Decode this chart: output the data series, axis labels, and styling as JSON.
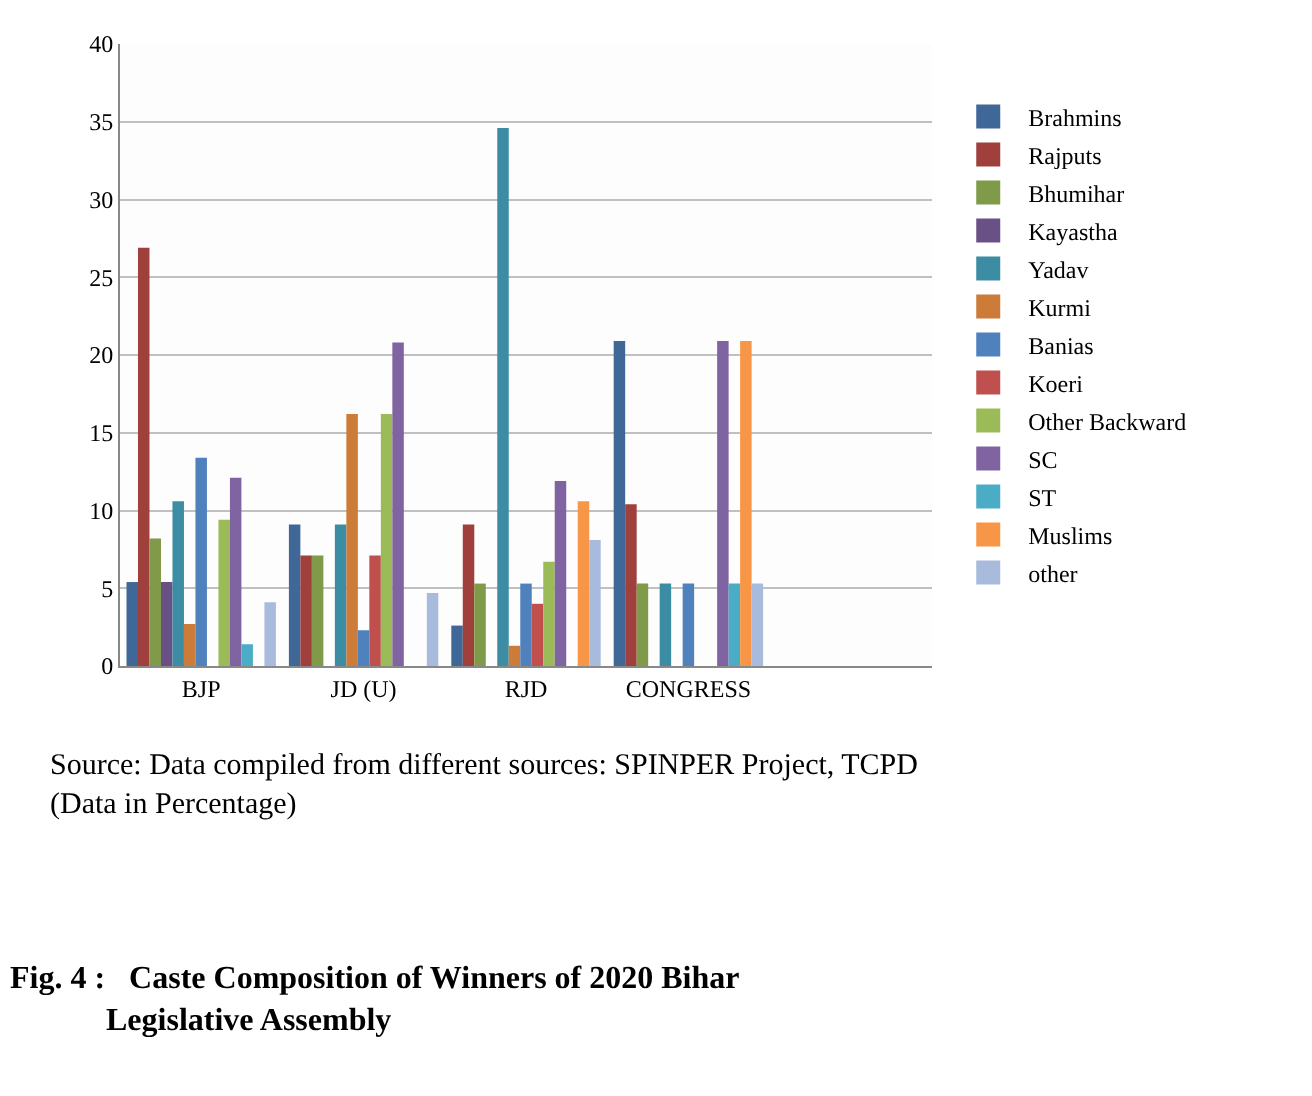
{
  "chart_data": {
    "type": "bar",
    "title": "Fig. 4 :   Caste Composition of Winners of 2020 Bihar Legislative Assembly",
    "categories": [
      "BJP",
      "JD (U)",
      "RJD",
      "CONGRESS",
      null
    ],
    "series": [
      {
        "name": "Brahmins",
        "color": "#3f6797",
        "values": [
          5.4,
          9.1,
          2.6,
          20.9,
          null
        ]
      },
      {
        "name": "Rajputs",
        "color": "#a0403d",
        "values": [
          26.9,
          7.1,
          9.1,
          10.4,
          null
        ]
      },
      {
        "name": "Bhumihar",
        "color": "#7f9a48",
        "values": [
          8.2,
          7.1,
          5.3,
          5.3,
          null
        ]
      },
      {
        "name": "Kayastha",
        "color": "#695185",
        "values": [
          5.4,
          null,
          null,
          null,
          null
        ]
      },
      {
        "name": "Yadav",
        "color": "#3c8da3",
        "values": [
          10.6,
          9.1,
          34.6,
          5.3,
          null
        ]
      },
      {
        "name": "Kurmi",
        "color": "#cc7b38",
        "values": [
          2.7,
          16.2,
          1.3,
          null,
          null
        ]
      },
      {
        "name": "Banias",
        "color": "#4f81bd",
        "values": [
          13.4,
          2.3,
          5.3,
          5.3,
          null
        ]
      },
      {
        "name": "Koeri",
        "color": "#c0504d",
        "values": [
          null,
          7.1,
          4.0,
          null,
          null
        ]
      },
      {
        "name": "Other Backward",
        "color": "#9bbb59",
        "values": [
          9.4,
          16.2,
          6.7,
          null,
          null
        ]
      },
      {
        "name": "SC",
        "color": "#8064a2",
        "values": [
          12.1,
          20.8,
          11.9,
          20.9,
          null
        ]
      },
      {
        "name": "ST",
        "color": "#4bacc6",
        "values": [
          1.4,
          null,
          null,
          5.3,
          null
        ]
      },
      {
        "name": "Muslims",
        "color": "#f79646",
        "values": [
          null,
          null,
          10.6,
          20.9,
          null
        ]
      },
      {
        "name": "other",
        "color": "#a9bbdd",
        "values": [
          4.1,
          4.7,
          8.1,
          5.3,
          null
        ]
      }
    ],
    "ylim": [
      0,
      40
    ],
    "yticks": [
      0,
      5,
      10,
      15,
      20,
      25,
      30,
      35,
      40
    ],
    "grid": "y",
    "legend": "right",
    "annotations": [
      "Source: Data compiled from different sources: SPINPER Project, TCPD (Data in Percentage)"
    ]
  }
}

________________________________________

WORK REQUIRED:
In the entries above, count each line with "series"; reply with the total only.

RESULT OF THIS TASK:
2